◆ SET EXERCISE: Go through the material below and report how many lines contain "Лабан". Give only the number.

— Start RECORDS TO PROCESS —

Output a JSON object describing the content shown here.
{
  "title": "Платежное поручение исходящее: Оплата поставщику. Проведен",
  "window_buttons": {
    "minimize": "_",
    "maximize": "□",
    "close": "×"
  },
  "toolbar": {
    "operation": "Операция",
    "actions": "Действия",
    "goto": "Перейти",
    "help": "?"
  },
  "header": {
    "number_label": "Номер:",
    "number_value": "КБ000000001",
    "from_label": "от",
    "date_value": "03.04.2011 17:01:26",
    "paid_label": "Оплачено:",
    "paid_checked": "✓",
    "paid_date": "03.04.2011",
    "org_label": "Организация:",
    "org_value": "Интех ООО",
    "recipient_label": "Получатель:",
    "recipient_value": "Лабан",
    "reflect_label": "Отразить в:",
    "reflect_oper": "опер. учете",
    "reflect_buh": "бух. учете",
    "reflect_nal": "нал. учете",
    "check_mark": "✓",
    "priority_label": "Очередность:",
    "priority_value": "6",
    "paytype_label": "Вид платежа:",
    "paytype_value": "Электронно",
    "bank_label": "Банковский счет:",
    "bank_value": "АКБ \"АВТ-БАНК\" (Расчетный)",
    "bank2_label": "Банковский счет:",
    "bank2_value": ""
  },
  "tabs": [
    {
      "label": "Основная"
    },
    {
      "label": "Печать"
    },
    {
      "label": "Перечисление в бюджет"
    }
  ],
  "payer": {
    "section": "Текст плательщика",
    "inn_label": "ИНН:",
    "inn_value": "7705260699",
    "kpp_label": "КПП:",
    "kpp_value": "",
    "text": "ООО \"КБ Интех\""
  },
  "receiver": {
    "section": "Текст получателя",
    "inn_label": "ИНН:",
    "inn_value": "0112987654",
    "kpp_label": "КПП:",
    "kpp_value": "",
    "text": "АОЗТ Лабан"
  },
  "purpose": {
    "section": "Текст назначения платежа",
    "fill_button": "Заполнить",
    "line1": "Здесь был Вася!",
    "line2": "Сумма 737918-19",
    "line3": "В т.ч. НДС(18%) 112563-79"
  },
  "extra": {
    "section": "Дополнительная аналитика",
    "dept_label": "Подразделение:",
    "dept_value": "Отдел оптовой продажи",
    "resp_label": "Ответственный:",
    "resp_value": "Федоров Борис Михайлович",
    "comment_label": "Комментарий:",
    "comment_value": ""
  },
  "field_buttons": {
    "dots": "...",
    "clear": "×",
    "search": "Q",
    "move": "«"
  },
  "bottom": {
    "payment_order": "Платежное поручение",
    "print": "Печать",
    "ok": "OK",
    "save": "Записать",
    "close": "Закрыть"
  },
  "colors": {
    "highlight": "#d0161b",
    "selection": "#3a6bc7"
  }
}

— End RECORDS TO PROCESS —

◆ RESULT FOR THIS EXERCISE: 2